[Figure contents as structured data]
%%
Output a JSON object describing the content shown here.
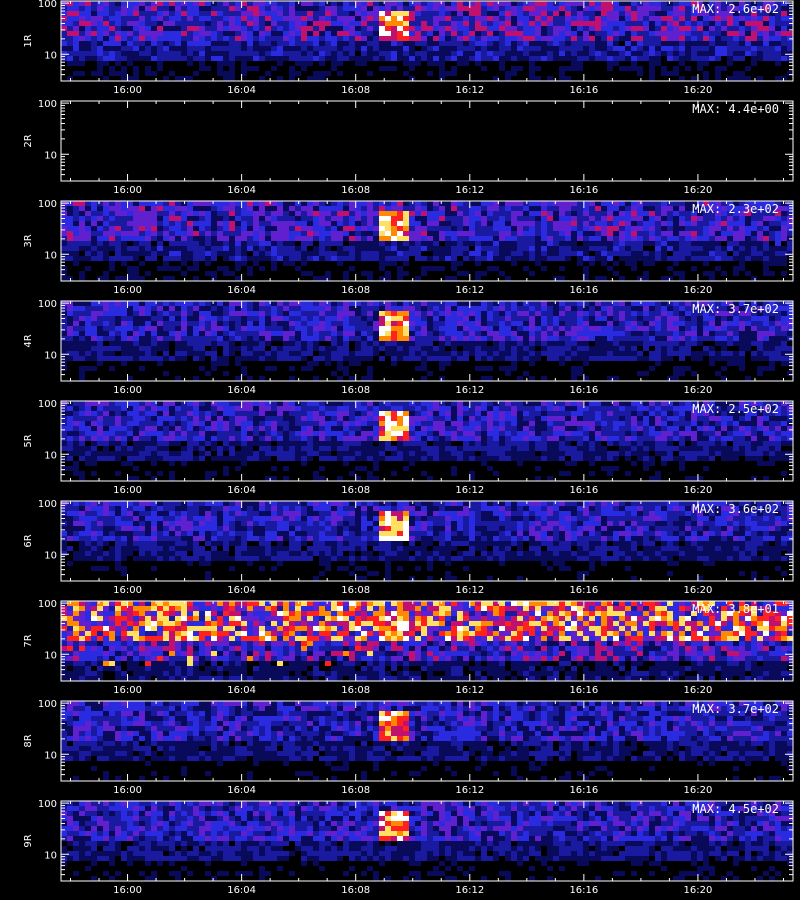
{
  "chart_data": {
    "type": "heatmap",
    "colormap": [
      "#000000",
      "#0a0a5a",
      "#1a1aa0",
      "#2a2ae0",
      "#6020d0",
      "#c01070",
      "#ff2020",
      "#ff8a00",
      "#ffe060",
      "#ffffff"
    ],
    "x_range": [
      "15:57:40",
      "16:23:20"
    ],
    "x_ticks": [
      "16:00",
      "16:04",
      "16:08",
      "16:12",
      "16:16",
      "16:20"
    ],
    "y_scale": "log",
    "y_range": [
      3,
      110
    ],
    "y_tick_labels": [
      "100",
      "10"
    ],
    "burst": {
      "start": "16:09:00",
      "end": "16:09:40",
      "y_range": [
        20,
        70
      ]
    },
    "panels": [
      {
        "label": "1R",
        "max_label": "MAX: 2.6e+02",
        "level": 0.45
      },
      {
        "label": "2R",
        "max_label": "MAX: 4.4e+00",
        "level": 0.0
      },
      {
        "label": "3R",
        "max_label": "MAX: 2.3e+02",
        "level": 0.42
      },
      {
        "label": "4R",
        "max_label": "MAX: 3.7e+02",
        "level": 0.38
      },
      {
        "label": "5R",
        "max_label": "MAX: 2.5e+02",
        "level": 0.38
      },
      {
        "label": "6R",
        "max_label": "MAX: 3.6e+02",
        "level": 0.36
      },
      {
        "label": "7R",
        "max_label": "MAX: 3.8e+01",
        "level": 0.75
      },
      {
        "label": "8R",
        "max_label": "MAX: 3.7e+02",
        "level": 0.36
      },
      {
        "label": "9R",
        "max_label": "MAX: 4.5e+02",
        "level": 0.38
      }
    ]
  }
}
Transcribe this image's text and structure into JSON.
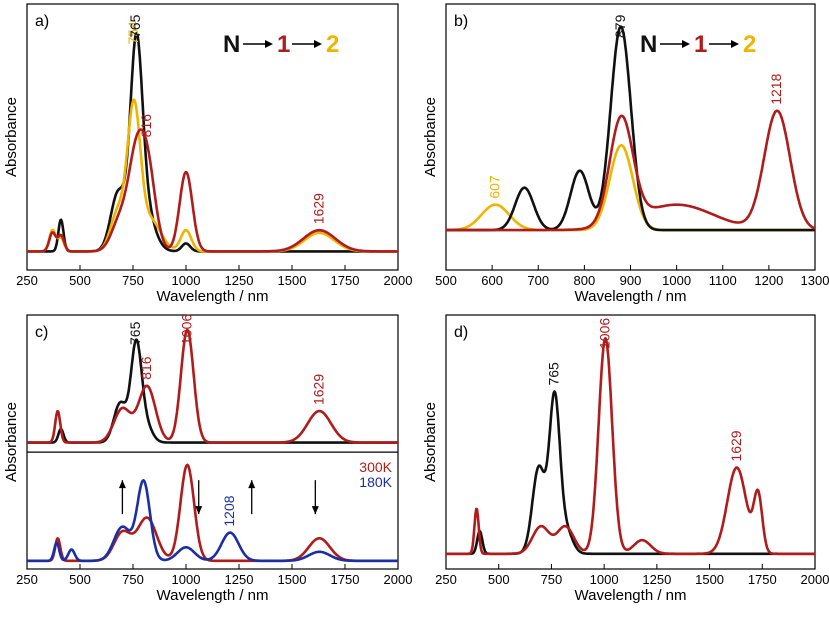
{
  "colors": {
    "N": "#111111",
    "one": "#b01c1c",
    "two": "#f0b400",
    "cold": "#1a2fa6",
    "shade_red": "#f4b8be",
    "shade_pink": "#e8c8dc",
    "shade_cyan": "#bfe9f2"
  },
  "chart_data": [
    {
      "panel": "a)",
      "type": "line",
      "xlabel": "Wavelength / nm",
      "ylabel": "Absorbance",
      "xlim": [
        250,
        2000
      ],
      "xticks": [
        250,
        500,
        750,
        1000,
        1250,
        1500,
        1750,
        2000
      ],
      "ylim": [
        0,
        1
      ],
      "scheme": [
        {
          "text": "N",
          "color": "N"
        },
        {
          "text": "1",
          "color": "one"
        },
        {
          "text": "2",
          "color": "two"
        }
      ],
      "series": [
        {
          "color": "N",
          "peaks": [
            [
              410,
              0.12,
              12
            ],
            [
              680,
              0.22,
              35
            ],
            [
              765,
              0.68,
              28
            ],
            [
              800,
              0.18,
              45
            ],
            [
              1000,
              0.03,
              20
            ]
          ]
        },
        {
          "color": "two",
          "peaks": [
            [
              370,
              0.08,
              15
            ],
            [
              410,
              0.05,
              15
            ],
            [
              680,
              0.15,
              35
            ],
            [
              754,
              0.52,
              30
            ],
            [
              830,
              0.12,
              50
            ],
            [
              1000,
              0.08,
              25
            ],
            [
              1629,
              0.07,
              70
            ]
          ]
        },
        {
          "color": "one",
          "peaks": [
            [
              370,
              0.07,
              15
            ],
            [
              410,
              0.06,
              15
            ],
            [
              690,
              0.12,
              40
            ],
            [
              760,
              0.28,
              35
            ],
            [
              816,
              0.33,
              38
            ],
            [
              1000,
              0.3,
              30
            ],
            [
              1629,
              0.08,
              75
            ]
          ]
        }
      ],
      "peak_labels": [
        {
          "x": 754,
          "text": "754",
          "color": "two"
        },
        {
          "x": 765,
          "text": "765",
          "color": "N"
        },
        {
          "x": 816,
          "text": "816",
          "color": "one"
        },
        {
          "x": 1629,
          "text": "1629",
          "color": "one"
        }
      ]
    },
    {
      "panel": "b)",
      "type": "line",
      "xlabel": "Wavelength / nm",
      "ylabel": "Absorbance",
      "xlim": [
        500,
        1300
      ],
      "xticks": [
        500,
        600,
        700,
        800,
        900,
        1000,
        1100,
        1200,
        1300
      ],
      "ylim": [
        0,
        1
      ],
      "scheme": [
        {
          "text": "N",
          "color": "N"
        },
        {
          "text": "1",
          "color": "one"
        },
        {
          "text": "2",
          "color": "two"
        }
      ],
      "series": [
        {
          "color": "two",
          "peaks": [
            [
              607,
              0.06,
              30
            ],
            [
              880,
              0.2,
              25
            ]
          ]
        },
        {
          "color": "N",
          "peaks": [
            [
              670,
              0.1,
              20
            ],
            [
              790,
              0.14,
              20
            ],
            [
              879,
              0.48,
              22
            ]
          ]
        },
        {
          "color": "one",
          "peaks": [
            [
              880,
              0.25,
              25
            ],
            [
              1000,
              0.06,
              80
            ],
            [
              1218,
              0.28,
              28
            ]
          ]
        }
      ],
      "peak_labels": [
        {
          "x": 607,
          "text": "607",
          "color": "two"
        },
        {
          "x": 879,
          "text": "879",
          "color": "N"
        },
        {
          "x": 1218,
          "text": "1218",
          "color": "one"
        }
      ]
    },
    {
      "panel": "c)",
      "type": "line",
      "xlabel": "Wavelength / nm",
      "ylabel": "Absorbance",
      "xlim": [
        250,
        2000
      ],
      "xticks": [
        250,
        500,
        750,
        1000,
        1250,
        1500,
        1750,
        2000
      ],
      "ylim": [
        0,
        1
      ],
      "legend": [
        {
          "text": "300K",
          "color": "one"
        },
        {
          "text": "180K",
          "color": "cold"
        }
      ],
      "top_series": [
        {
          "color": "N",
          "peaks": [
            [
              410,
              0.12,
              12
            ],
            [
              690,
              0.35,
              30
            ],
            [
              765,
              0.85,
              25
            ],
            [
              810,
              0.15,
              30
            ]
          ]
        },
        {
          "color": "one",
          "peaks": [
            [
              395,
              0.28,
              12
            ],
            [
              700,
              0.3,
              40
            ],
            [
              816,
              0.5,
              40
            ],
            [
              1006,
              1.0,
              30
            ],
            [
              1629,
              0.28,
              55
            ]
          ]
        }
      ],
      "bottom_series": [
        {
          "color": "one",
          "peaks": [
            [
              395,
              0.2,
              12
            ],
            [
              700,
              0.25,
              40
            ],
            [
              816,
              0.38,
              45
            ],
            [
              1006,
              0.85,
              32
            ],
            [
              1629,
              0.2,
              50
            ]
          ]
        },
        {
          "color": "cold",
          "peaks": [
            [
              390,
              0.16,
              12
            ],
            [
              460,
              0.1,
              15
            ],
            [
              700,
              0.3,
              40
            ],
            [
              800,
              0.7,
              30
            ],
            [
              1000,
              0.12,
              40
            ],
            [
              1208,
              0.25,
              40
            ],
            [
              1629,
              0.08,
              50
            ]
          ]
        }
      ],
      "peak_labels": [
        {
          "x": 765,
          "text": "765",
          "color": "N"
        },
        {
          "x": 816,
          "text": "816",
          "color": "one"
        },
        {
          "x": 1006,
          "text": "1006",
          "color": "one"
        },
        {
          "x": 1629,
          "text": "1629",
          "color": "one"
        },
        {
          "x": 1208,
          "text": "1208",
          "color": "cold"
        }
      ],
      "arrows": [
        {
          "x": 700,
          "direction": "up"
        },
        {
          "x": 1060,
          "direction": "down"
        },
        {
          "x": 1310,
          "direction": "up"
        },
        {
          "x": 1610,
          "direction": "down"
        }
      ]
    },
    {
      "panel": "d)",
      "type": "line",
      "xlabel": "Wavelength / nm",
      "ylabel": "Absorbance",
      "xlim": [
        250,
        2000
      ],
      "xticks": [
        250,
        500,
        750,
        1000,
        1250,
        1500,
        1750,
        2000
      ],
      "ylim": [
        0,
        1
      ],
      "series": [
        {
          "color": "N",
          "peaks": [
            [
              410,
              0.1,
              12
            ],
            [
              690,
              0.38,
              30
            ],
            [
              765,
              0.68,
              25
            ],
            [
              820,
              0.1,
              30
            ]
          ]
        },
        {
          "color": "one",
          "peaks": [
            [
              395,
              0.2,
              10
            ],
            [
              700,
              0.12,
              40
            ],
            [
              816,
              0.12,
              40
            ],
            [
              1006,
              0.95,
              32
            ],
            [
              1180,
              0.06,
              40
            ],
            [
              1629,
              0.38,
              45
            ],
            [
              1730,
              0.25,
              20
            ]
          ]
        }
      ],
      "peak_labels": [
        {
          "x": 765,
          "text": "765",
          "color": "N"
        },
        {
          "x": 1006,
          "text": "1006",
          "color": "one"
        },
        {
          "x": 1629,
          "text": "1629",
          "color": "one"
        }
      ]
    }
  ]
}
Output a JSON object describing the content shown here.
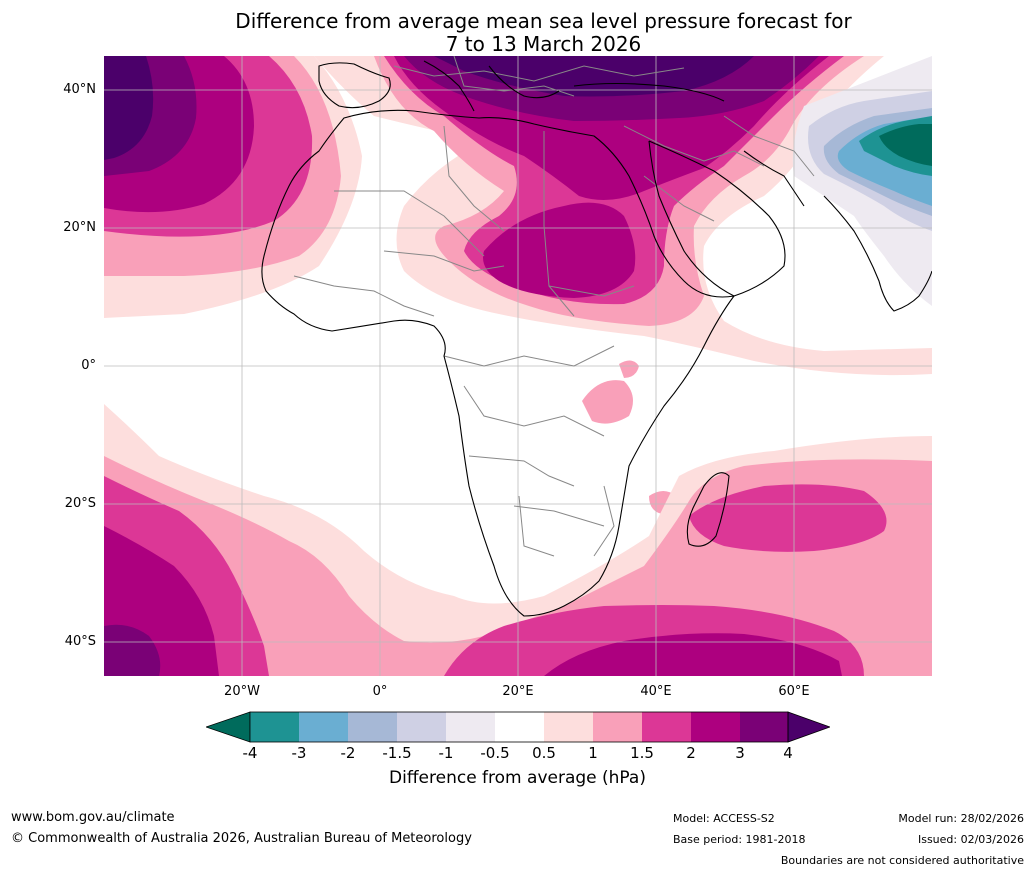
{
  "title": {
    "line1": "Difference from average mean sea level pressure forecast for",
    "line2": "7 to 13 March 2026"
  },
  "map": {
    "lat_labels": [
      "40°N",
      "20°N",
      "0°",
      "20°S",
      "40°S"
    ],
    "lon_labels": [
      "20°W",
      "0°",
      "20°E",
      "40°E",
      "60°E"
    ],
    "palette": {
      "lt_neg4": "#006b5c",
      "neg4_neg3": "#1e9393",
      "neg3_neg2": "#6aaed2",
      "neg2_neg15": "#a6b8d6",
      "neg15_neg1": "#cfd0e4",
      "neg1_neg05": "#eeeaf1",
      "neutral": "#ffffff",
      "p05_1": "#fddedd",
      "p1_15": "#f9a0b9",
      "p15_2": "#dc3796",
      "p2_3": "#ad007f",
      "p3_4": "#7a0176",
      "gt4": "#4b006a",
      "coast": "#000000",
      "border": "#888888",
      "grid": "#bbbbbb"
    }
  },
  "colorbar": {
    "ticks": [
      "-4",
      "-3",
      "-2",
      "-1.5",
      "-1",
      "-0.5",
      "0.5",
      "1",
      "1.5",
      "2",
      "3",
      "4"
    ],
    "label": "Difference from average (hPa)"
  },
  "footer": {
    "website": "www.bom.gov.au/climate",
    "copyright": "© Commonwealth of Australia 2026, Australian Bureau of Meteorology",
    "model": "Model: ACCESS-S2",
    "base_period": "Base period: 1981-2018",
    "model_run": "Model run: 28/02/2026",
    "issued": "Issued: 02/03/2026",
    "boundaries_note": "Boundaries are not considered authoritative"
  }
}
%%
Among the lines of the data above, count those holding "average" and state only the number.

* **Output**: 2